→ What is being asked:
Search the material below for the string "Witt" and list each line that holds it.

→ Available records:
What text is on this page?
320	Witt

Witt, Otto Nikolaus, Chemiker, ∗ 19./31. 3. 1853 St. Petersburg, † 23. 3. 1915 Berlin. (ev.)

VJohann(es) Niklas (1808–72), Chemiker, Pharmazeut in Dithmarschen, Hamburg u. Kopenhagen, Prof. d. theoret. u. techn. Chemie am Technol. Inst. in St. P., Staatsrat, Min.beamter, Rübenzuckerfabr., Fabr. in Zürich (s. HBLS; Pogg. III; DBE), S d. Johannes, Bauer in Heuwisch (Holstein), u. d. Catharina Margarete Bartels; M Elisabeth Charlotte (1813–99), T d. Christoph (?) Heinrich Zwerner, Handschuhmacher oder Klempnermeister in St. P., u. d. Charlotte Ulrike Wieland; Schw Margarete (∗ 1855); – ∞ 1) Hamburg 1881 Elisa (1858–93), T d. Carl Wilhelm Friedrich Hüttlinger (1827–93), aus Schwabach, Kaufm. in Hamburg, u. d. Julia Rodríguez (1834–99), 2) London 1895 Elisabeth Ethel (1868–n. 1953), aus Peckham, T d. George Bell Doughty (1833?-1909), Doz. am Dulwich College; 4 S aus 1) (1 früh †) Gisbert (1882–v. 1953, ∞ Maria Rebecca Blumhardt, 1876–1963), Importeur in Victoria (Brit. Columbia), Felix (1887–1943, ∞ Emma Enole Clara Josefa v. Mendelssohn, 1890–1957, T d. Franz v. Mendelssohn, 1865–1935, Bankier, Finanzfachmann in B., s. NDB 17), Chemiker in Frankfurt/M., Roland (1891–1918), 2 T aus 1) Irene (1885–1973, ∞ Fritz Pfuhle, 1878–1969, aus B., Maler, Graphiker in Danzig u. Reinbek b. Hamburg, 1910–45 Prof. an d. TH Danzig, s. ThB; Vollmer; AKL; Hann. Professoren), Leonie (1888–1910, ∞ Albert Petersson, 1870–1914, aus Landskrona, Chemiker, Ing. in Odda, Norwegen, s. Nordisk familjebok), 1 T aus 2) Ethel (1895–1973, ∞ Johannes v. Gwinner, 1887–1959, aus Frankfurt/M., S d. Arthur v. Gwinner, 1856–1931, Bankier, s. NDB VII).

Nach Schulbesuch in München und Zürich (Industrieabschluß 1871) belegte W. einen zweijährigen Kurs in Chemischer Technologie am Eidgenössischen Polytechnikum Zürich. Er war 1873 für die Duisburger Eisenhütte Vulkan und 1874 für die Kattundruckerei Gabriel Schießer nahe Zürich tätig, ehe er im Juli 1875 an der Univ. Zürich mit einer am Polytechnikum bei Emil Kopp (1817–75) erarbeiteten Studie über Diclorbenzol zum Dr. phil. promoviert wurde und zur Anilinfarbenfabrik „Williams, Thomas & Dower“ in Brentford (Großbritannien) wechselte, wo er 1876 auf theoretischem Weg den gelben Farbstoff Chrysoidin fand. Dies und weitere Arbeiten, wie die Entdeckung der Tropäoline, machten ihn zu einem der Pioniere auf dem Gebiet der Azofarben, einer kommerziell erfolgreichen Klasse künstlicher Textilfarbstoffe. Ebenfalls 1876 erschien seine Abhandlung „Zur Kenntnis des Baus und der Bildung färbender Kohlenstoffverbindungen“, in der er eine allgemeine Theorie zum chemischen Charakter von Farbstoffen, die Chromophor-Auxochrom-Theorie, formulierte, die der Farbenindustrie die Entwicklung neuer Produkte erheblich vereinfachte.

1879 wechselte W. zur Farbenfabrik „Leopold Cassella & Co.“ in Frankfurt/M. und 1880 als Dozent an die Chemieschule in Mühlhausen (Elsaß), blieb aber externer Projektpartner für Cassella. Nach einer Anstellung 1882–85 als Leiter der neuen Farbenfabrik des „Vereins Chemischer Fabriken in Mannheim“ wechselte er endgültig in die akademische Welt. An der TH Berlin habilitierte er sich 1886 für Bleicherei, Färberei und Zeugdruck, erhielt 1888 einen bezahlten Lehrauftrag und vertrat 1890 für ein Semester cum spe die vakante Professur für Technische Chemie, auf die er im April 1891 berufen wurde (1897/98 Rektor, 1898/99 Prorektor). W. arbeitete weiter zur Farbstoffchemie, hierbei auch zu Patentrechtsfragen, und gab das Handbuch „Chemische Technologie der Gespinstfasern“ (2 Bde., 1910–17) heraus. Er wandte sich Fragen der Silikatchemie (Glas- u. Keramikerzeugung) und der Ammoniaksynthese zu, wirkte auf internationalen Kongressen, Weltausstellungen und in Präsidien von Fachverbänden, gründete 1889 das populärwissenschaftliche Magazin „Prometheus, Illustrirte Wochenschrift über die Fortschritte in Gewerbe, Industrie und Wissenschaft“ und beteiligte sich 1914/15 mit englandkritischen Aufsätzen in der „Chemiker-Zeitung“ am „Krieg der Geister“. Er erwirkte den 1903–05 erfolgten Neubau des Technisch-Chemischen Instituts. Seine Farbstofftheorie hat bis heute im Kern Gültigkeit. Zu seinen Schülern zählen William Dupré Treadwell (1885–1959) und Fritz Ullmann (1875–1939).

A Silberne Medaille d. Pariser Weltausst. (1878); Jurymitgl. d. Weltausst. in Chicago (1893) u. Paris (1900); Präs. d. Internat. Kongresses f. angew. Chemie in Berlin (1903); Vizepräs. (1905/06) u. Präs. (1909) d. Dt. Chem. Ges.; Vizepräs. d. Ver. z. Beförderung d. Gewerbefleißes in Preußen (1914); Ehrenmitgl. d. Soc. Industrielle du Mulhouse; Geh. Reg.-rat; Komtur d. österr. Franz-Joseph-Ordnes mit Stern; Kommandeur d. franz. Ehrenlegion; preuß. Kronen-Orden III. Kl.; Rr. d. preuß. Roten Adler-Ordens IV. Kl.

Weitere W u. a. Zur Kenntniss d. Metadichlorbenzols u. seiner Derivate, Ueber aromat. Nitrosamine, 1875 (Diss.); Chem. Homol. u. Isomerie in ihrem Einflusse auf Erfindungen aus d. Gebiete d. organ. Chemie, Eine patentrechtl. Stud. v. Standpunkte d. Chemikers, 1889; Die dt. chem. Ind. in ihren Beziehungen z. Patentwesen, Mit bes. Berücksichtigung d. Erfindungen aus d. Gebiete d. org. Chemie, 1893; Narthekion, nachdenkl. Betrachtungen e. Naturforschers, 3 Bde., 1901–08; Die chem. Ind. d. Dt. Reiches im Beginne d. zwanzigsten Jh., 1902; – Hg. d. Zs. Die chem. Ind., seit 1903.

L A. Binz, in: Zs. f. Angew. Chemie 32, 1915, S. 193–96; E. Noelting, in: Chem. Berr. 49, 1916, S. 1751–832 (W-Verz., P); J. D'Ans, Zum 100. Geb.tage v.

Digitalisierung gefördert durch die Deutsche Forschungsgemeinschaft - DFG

→ Result:
320	Witt
Witt, Otto Nikolaus, Chemiker, ∗ 19./31. 3. 1853 St. Petersburg, † 23. 3. 1915 Berlin. (ev.)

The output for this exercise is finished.